#### WORKING DATA ####

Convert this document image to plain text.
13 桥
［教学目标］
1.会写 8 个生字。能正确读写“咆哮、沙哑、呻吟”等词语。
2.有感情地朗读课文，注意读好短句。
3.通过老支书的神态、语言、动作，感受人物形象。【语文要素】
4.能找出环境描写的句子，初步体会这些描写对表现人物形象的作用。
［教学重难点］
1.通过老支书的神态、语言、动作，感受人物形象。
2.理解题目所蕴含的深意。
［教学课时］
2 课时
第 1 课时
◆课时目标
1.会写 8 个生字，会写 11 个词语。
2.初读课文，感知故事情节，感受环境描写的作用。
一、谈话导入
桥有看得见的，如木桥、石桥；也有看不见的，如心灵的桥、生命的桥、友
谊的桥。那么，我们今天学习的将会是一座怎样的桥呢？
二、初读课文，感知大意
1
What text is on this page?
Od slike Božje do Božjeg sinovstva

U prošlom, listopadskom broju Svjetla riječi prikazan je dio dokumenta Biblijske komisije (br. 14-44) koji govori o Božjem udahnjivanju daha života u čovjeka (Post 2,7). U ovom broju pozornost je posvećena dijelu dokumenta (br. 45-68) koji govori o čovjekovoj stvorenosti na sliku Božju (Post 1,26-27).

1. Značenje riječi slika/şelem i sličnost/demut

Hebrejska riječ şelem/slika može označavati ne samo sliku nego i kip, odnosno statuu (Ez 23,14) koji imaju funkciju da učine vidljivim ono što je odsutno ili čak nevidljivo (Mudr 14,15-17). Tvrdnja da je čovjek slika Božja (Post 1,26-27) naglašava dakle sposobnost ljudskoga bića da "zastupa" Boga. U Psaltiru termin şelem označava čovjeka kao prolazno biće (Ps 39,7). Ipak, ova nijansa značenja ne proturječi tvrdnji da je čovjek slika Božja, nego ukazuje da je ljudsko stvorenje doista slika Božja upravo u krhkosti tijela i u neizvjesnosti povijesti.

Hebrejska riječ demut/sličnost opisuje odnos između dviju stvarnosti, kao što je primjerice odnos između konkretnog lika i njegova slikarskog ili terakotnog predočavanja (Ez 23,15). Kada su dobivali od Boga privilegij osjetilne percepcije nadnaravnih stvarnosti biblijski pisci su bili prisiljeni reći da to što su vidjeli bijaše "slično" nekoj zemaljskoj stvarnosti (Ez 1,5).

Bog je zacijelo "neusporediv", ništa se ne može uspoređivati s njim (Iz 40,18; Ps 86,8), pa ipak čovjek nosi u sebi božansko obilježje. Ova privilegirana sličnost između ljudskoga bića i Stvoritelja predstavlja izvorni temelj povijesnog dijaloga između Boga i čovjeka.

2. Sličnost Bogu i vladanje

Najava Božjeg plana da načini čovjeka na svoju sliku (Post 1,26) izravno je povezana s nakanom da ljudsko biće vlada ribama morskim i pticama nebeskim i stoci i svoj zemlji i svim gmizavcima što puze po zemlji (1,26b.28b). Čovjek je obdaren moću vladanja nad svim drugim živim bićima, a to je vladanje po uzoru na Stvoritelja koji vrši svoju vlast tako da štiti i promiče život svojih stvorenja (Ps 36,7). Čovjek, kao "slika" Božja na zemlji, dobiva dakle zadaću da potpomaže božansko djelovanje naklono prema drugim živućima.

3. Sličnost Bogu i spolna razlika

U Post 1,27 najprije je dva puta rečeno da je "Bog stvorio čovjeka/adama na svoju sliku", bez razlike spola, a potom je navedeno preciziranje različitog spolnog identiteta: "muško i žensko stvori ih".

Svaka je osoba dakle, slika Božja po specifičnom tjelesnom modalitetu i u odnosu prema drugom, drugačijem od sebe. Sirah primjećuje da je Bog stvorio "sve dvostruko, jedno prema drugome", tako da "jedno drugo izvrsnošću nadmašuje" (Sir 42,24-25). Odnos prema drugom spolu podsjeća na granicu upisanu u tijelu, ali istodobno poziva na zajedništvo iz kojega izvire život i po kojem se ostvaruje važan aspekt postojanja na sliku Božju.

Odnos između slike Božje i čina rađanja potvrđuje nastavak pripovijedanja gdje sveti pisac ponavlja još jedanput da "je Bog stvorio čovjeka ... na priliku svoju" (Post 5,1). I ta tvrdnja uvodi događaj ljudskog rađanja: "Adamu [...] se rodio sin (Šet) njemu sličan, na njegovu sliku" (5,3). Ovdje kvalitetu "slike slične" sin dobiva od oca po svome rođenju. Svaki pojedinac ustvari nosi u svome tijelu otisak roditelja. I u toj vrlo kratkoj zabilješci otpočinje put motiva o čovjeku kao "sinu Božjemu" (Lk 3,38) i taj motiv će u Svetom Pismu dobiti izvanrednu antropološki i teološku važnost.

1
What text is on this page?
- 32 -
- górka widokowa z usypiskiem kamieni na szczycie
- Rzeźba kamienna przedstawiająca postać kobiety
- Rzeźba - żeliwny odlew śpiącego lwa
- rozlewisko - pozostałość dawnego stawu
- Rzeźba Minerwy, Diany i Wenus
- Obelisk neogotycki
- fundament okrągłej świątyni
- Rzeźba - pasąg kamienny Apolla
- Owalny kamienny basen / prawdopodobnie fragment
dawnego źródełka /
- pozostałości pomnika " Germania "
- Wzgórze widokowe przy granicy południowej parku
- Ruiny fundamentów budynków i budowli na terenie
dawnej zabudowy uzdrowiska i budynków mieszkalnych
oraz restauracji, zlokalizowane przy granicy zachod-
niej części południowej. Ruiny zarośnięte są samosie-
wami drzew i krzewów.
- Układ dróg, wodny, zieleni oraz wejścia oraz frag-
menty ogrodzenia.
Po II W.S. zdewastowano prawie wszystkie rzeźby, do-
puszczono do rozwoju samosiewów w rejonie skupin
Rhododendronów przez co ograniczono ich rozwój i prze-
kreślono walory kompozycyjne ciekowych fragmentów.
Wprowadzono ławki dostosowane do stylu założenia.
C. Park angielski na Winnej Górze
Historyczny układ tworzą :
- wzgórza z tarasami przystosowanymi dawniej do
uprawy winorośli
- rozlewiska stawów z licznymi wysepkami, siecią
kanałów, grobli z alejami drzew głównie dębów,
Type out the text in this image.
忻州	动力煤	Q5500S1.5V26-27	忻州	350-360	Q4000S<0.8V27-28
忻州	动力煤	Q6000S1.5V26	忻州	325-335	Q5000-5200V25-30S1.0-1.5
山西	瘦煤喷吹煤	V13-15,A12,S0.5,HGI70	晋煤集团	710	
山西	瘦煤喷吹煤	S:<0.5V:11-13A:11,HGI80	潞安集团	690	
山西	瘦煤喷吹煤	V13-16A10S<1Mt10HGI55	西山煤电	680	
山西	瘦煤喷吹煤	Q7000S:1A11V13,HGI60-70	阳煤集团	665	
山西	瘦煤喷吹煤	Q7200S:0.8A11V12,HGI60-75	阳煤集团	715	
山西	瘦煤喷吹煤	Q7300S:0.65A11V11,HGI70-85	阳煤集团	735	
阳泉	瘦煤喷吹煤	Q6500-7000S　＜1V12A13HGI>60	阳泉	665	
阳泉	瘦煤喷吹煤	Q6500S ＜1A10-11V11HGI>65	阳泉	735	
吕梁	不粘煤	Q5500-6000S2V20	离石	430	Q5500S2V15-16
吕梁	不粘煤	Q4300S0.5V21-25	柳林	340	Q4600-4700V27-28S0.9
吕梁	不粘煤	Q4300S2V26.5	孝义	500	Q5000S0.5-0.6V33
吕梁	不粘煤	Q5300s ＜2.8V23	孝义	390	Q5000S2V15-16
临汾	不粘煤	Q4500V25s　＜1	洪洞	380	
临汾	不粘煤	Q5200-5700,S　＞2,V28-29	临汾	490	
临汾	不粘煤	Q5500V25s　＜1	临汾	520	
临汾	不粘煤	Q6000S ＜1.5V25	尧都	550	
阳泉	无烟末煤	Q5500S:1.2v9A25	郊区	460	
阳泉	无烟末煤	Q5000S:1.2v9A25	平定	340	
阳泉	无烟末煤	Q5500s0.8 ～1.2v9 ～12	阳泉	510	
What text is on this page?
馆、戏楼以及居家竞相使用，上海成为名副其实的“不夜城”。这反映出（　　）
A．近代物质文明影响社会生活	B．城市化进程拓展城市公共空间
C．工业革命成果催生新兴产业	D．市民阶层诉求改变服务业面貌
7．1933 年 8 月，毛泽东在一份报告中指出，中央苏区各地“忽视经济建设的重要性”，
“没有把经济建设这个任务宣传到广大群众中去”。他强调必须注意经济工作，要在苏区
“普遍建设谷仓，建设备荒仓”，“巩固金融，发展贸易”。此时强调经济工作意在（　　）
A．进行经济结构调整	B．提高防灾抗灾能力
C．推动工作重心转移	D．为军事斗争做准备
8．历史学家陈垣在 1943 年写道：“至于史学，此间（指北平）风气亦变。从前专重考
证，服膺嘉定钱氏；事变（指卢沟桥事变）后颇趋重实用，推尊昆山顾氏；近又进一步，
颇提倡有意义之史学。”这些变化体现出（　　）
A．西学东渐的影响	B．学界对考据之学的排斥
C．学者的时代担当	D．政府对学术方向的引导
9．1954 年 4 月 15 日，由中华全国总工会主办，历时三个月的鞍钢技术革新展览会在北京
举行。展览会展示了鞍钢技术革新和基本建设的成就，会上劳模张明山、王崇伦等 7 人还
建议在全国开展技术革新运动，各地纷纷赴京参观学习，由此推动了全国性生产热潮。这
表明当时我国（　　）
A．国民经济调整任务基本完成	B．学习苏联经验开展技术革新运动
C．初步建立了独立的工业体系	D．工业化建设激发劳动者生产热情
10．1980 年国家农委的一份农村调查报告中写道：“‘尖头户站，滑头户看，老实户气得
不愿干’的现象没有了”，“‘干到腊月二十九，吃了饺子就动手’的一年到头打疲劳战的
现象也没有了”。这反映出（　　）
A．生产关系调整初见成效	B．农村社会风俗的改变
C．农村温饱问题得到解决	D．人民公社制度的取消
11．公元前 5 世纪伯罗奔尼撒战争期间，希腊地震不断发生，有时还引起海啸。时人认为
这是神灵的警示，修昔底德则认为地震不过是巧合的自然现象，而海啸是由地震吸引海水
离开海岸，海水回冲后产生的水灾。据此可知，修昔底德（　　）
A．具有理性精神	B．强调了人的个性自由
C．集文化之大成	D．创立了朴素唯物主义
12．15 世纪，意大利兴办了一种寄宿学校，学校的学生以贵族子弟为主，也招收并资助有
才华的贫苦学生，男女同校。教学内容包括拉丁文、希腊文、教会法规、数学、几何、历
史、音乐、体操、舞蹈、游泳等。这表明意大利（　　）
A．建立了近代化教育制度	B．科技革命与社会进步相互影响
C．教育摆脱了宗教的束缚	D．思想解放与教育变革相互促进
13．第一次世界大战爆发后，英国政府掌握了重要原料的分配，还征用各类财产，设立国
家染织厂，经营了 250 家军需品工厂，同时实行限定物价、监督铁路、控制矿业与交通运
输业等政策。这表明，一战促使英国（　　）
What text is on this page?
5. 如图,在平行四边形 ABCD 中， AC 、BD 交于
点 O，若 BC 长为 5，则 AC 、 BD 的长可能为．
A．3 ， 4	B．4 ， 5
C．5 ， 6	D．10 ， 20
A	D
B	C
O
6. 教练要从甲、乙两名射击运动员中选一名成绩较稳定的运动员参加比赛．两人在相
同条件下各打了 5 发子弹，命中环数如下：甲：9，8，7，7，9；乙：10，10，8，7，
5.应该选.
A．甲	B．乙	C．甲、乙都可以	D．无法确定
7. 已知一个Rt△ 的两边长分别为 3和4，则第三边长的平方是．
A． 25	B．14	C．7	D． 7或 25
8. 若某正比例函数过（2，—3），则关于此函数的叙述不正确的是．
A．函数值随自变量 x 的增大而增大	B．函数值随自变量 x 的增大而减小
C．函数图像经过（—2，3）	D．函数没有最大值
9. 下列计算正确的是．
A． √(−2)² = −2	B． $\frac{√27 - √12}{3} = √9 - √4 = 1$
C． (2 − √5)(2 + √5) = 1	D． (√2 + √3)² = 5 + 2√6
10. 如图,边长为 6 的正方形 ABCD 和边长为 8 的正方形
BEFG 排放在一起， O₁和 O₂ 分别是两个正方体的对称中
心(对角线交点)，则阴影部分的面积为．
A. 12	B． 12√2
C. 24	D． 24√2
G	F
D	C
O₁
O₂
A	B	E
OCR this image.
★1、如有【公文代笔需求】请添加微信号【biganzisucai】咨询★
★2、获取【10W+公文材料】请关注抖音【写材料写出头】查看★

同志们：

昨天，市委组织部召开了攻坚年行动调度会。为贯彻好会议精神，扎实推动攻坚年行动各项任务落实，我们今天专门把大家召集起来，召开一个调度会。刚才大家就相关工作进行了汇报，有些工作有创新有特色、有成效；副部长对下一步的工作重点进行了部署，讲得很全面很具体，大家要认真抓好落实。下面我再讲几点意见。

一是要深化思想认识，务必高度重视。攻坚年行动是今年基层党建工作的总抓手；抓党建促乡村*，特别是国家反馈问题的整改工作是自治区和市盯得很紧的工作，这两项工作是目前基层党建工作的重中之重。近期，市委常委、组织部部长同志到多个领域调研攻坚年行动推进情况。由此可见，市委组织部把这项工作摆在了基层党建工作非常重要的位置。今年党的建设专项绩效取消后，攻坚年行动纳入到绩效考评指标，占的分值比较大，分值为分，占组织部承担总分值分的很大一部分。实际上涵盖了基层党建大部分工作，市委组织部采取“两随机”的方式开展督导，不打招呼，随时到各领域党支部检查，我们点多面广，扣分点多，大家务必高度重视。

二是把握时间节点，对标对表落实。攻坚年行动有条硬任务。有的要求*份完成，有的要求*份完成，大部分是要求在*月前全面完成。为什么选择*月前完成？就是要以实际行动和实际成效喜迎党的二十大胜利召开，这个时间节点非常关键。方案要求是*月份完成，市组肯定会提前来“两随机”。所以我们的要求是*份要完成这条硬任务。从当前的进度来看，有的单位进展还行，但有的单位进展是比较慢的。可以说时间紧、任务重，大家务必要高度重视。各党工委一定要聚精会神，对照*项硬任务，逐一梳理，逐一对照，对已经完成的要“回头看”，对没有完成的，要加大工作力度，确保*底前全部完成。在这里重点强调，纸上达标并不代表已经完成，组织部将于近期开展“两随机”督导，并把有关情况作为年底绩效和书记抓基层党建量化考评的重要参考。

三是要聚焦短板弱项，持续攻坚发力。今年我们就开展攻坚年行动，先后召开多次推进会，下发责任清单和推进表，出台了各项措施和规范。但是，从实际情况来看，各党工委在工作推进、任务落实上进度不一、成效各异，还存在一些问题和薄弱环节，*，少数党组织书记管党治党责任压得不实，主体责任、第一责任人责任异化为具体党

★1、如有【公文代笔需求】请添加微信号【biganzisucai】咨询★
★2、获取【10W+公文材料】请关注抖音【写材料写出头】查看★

####

§ PROBLEM DETAILS:
From the entries above, copy every line containing the word "kamienny".

§ FULL OUTPUT:
- Rzeźba - pasąg kamienny Apolla
- Owalny kamienny basen / prawdopodobnie fragment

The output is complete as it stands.